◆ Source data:
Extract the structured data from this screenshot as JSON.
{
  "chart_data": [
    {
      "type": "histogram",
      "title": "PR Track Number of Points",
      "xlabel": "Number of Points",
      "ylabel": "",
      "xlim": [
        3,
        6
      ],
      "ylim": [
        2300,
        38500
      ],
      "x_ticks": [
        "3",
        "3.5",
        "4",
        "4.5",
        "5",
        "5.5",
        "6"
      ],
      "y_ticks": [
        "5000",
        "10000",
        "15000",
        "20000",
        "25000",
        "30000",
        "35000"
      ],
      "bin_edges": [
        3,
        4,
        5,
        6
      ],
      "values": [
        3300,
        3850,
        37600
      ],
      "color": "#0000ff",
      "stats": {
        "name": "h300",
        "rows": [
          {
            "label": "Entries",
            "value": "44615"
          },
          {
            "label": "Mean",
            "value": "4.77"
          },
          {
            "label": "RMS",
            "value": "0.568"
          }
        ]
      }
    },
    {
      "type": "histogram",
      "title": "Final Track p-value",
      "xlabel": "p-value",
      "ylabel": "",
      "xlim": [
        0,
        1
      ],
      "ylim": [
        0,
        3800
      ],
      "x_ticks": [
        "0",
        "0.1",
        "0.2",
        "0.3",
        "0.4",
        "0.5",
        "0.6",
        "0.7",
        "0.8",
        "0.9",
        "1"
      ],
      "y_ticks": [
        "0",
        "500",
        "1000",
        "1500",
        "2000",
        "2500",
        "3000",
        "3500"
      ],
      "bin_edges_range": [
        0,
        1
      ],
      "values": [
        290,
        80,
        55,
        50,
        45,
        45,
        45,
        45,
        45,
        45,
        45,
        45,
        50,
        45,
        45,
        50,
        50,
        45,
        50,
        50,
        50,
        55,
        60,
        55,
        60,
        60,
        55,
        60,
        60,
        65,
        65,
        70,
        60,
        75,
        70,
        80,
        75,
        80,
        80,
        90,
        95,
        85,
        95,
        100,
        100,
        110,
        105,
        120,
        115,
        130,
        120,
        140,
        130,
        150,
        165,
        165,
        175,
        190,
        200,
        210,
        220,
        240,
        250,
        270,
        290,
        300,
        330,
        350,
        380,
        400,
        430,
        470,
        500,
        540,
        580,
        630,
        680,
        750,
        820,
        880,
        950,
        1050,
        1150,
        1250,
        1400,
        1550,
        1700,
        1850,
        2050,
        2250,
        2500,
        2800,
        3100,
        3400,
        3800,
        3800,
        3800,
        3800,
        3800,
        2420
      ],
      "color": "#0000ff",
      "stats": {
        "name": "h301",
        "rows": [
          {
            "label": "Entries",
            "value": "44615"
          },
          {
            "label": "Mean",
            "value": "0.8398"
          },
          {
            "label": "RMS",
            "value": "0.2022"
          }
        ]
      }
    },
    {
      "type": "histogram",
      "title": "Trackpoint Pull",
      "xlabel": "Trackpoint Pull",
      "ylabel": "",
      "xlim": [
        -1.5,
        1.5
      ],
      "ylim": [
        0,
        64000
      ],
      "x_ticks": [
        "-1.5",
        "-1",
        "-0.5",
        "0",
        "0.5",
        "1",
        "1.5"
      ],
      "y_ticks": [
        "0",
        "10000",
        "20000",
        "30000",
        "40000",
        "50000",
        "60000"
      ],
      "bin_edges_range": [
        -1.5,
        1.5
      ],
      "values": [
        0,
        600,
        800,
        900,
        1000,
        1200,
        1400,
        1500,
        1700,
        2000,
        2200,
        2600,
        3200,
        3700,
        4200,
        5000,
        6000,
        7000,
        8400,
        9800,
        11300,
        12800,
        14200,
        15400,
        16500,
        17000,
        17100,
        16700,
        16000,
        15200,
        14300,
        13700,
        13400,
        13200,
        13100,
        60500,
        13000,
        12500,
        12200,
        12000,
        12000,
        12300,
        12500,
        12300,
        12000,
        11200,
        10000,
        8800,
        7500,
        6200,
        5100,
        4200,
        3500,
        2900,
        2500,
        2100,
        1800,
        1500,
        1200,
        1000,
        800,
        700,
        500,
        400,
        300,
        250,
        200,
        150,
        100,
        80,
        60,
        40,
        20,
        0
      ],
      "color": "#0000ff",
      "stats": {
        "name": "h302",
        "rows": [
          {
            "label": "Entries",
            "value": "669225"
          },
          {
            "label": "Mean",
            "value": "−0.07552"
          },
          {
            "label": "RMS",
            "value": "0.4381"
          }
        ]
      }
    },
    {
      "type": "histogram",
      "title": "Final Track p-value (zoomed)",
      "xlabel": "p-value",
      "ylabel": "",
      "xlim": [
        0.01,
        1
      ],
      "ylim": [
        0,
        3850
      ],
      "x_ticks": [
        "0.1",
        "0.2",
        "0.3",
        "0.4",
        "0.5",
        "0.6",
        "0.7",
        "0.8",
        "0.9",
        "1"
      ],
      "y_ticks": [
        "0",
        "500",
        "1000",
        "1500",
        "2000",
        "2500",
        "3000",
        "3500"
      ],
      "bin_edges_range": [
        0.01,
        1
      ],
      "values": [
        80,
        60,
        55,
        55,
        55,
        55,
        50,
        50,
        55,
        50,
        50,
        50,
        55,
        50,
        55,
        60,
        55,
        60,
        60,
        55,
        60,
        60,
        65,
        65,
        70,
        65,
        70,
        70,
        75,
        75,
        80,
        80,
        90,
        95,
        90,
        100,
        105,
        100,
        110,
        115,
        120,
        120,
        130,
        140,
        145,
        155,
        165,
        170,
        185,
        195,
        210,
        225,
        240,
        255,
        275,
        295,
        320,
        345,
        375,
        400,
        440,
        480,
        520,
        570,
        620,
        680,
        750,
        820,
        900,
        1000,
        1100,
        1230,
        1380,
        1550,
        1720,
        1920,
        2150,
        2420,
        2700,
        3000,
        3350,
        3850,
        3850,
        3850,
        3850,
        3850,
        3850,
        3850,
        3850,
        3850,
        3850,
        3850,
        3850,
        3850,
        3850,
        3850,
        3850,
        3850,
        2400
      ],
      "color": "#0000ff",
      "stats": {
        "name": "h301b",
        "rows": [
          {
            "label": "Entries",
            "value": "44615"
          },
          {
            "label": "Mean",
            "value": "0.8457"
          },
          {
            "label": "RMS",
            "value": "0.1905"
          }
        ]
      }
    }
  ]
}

◆ Goal:
Write out every entry again, keeping each line exactly the same.

◆ Answer to the task:
Extract the structured data from this screenshot as JSON.
{
  "chart_data": [
    {
      "type": "histogram",
      "title": "PR Track Number of Points",
      "xlabel": "Number of Points",
      "ylabel": "",
      "xlim": [
        3,
        6
      ],
      "ylim": [
        2300,
        38500
      ],
      "x_ticks": [
        "3",
        "3.5",
        "4",
        "4.5",
        "5",
        "5.5",
        "6"
      ],
      "y_ticks": [
        "5000",
        "10000",
        "15000",
        "20000",
        "25000",
        "30000",
        "35000"
      ],
      "bin_edges": [
        3,
        4,
        5,
        6
      ],
      "values": [
        3300,
        3850,
        37600
      ],
      "color": "#0000ff",
      "stats": {
        "name": "h300",
        "rows": [
          {
            "label": "Entries",
            "value": "44615"
          },
          {
            "label": "Mean",
            "value": "4.77"
          },
          {
            "label": "RMS",
            "value": "0.568"
          }
        ]
      }
    },
    {
      "type": "histogram",
      "title": "Final Track p-value",
      "xlabel": "p-value",
      "ylabel": "",
      "xlim": [
        0,
        1
      ],
      "ylim": [
        0,
        3800
      ],
      "x_ticks": [
        "0",
        "0.1",
        "0.2",
        "0.3",
        "0.4",
        "0.5",
        "0.6",
        "0.7",
        "0.8",
        "0.9",
        "1"
      ],
      "y_ticks": [
        "0",
        "500",
        "1000",
        "1500",
        "2000",
        "2500",
        "3000",
        "3500"
      ],
      "bin_edges_range": [
        0,
        1
      ],
      "values": [
        290,
        80,
        55,
        50,
        45,
        45,
        45,
        45,
        45,
        45,
        45,
        45,
        50,
        45,
        45,
        50,
        50,
        45,
        50,
        50,
        50,
        55,
        60,
        55,
        60,
        60,
        55,
        60,
        60,
        65,
        65,
        70,
        60,
        75,
        70,
        80,
        75,
        80,
        80,
        90,
        95,
        85,
        95,
        100,
        100,
        110,
        105,
        120,
        115,
        130,
        120,
        140,
        130,
        150,
        165,
        165,
        175,
        190,
        200,
        210,
        220,
        240,
        250,
        270,
        290,
        300,
        330,
        350,
        380,
        400,
        430,
        470,
        500,
        540,
        580,
        630,
        680,
        750,
        820,
        880,
        950,
        1050,
        1150,
        1250,
        1400,
        1550,
        1700,
        1850,
        2050,
        2250,
        2500,
        2800,
        3100,
        3400,
        3800,
        3800,
        3800,
        3800,
        3800,
        2420
      ],
      "color": "#0000ff",
      "stats": {
        "name": "h301",
        "rows": [
          {
            "label": "Entries",
            "value": "44615"
          },
          {
            "label": "Mean",
            "value": "0.8398"
          },
          {
            "label": "RMS",
            "value": "0.2022"
          }
        ]
      }
    },
    {
      "type": "histogram",
      "title": "Trackpoint Pull",
      "xlabel": "Trackpoint Pull",
      "ylabel": "",
      "xlim": [
        -1.5,
        1.5
      ],
      "ylim": [
        0,
        64000
      ],
      "x_ticks": [
        "-1.5",
        "-1",
        "-0.5",
        "0",
        "0.5",
        "1",
        "1.5"
      ],
      "y_ticks": [
        "0",
        "10000",
        "20000",
        "30000",
        "40000",
        "50000",
        "60000"
      ],
      "bin_edges_range": [
        -1.5,
        1.5
      ],
      "values": [
        0,
        600,
        800,
        900,
        1000,
        1200,
        1400,
        1500,
        1700,
        2000,
        2200,
        2600,
        3200,
        3700,
        4200,
        5000,
        6000,
        7000,
        8400,
        9800,
        11300,
        12800,
        14200,
        15400,
        16500,
        17000,
        17100,
        16700,
        16000,
        15200,
        14300,
        13700,
        13400,
        13200,
        13100,
        60500,
        13000,
        12500,
        12200,
        12000,
        12000,
        12300,
        12500,
        12300,
        12000,
        11200,
        10000,
        8800,
        7500,
        6200,
        5100,
        4200,
        3500,
        2900,
        2500,
        2100,
        1800,
        1500,
        1200,
        1000,
        800,
        700,
        500,
        400,
        300,
        250,
        200,
        150,
        100,
        80,
        60,
        40,
        20,
        0
      ],
      "color": "#0000ff",
      "stats": {
        "name": "h302",
        "rows": [
          {
            "label": "Entries",
            "value": "669225"
          },
          {
            "label": "Mean",
            "value": "−0.07552"
          },
          {
            "label": "RMS",
            "value": "0.4381"
          }
        ]
      }
    },
    {
      "type": "histogram",
      "title": "Final Track p-value (zoomed)",
      "xlabel": "p-value",
      "ylabel": "",
      "xlim": [
        0.01,
        1
      ],
      "ylim": [
        0,
        3850
      ],
      "x_ticks": [
        "0.1",
        "0.2",
        "0.3",
        "0.4",
        "0.5",
        "0.6",
        "0.7",
        "0.8",
        "0.9",
        "1"
      ],
      "y_ticks": [
        "0",
        "500",
        "1000",
        "1500",
        "2000",
        "2500",
        "3000",
        "3500"
      ],
      "bin_edges_range": [
        0.01,
        1
      ],
      "values": [
        80,
        60,
        55,
        55,
        55,
        55,
        50,
        50,
        55,
        50,
        50,
        50,
        55,
        50,
        55,
        60,
        55,
        60,
        60,
        55,
        60,
        60,
        65,
        65,
        70,
        65,
        70,
        70,
        75,
        75,
        80,
        80,
        90,
        95,
        90,
        100,
        105,
        100,
        110,
        115,
        120,
        120,
        130,
        140,
        145,
        155,
        165,
        170,
        185,
        195,
        210,
        225,
        240,
        255,
        275,
        295,
        320,
        345,
        375,
        400,
        440,
        480,
        520,
        570,
        620,
        680,
        750,
        820,
        900,
        1000,
        1100,
        1230,
        1380,
        1550,
        1720,
        1920,
        2150,
        2420,
        2700,
        3000,
        3350,
        3850,
        3850,
        3850,
        3850,
        3850,
        3850,
        3850,
        3850,
        3850,
        3850,
        3850,
        3850,
        3850,
        3850,
        3850,
        3850,
        3850,
        2400
      ],
      "color": "#0000ff",
      "stats": {
        "name": "h301b",
        "rows": [
          {
            "label": "Entries",
            "value": "44615"
          },
          {
            "label": "Mean",
            "value": "0.8457"
          },
          {
            "label": "RMS",
            "value": "0.1905"
          }
        ]
      }
    }
  ]
}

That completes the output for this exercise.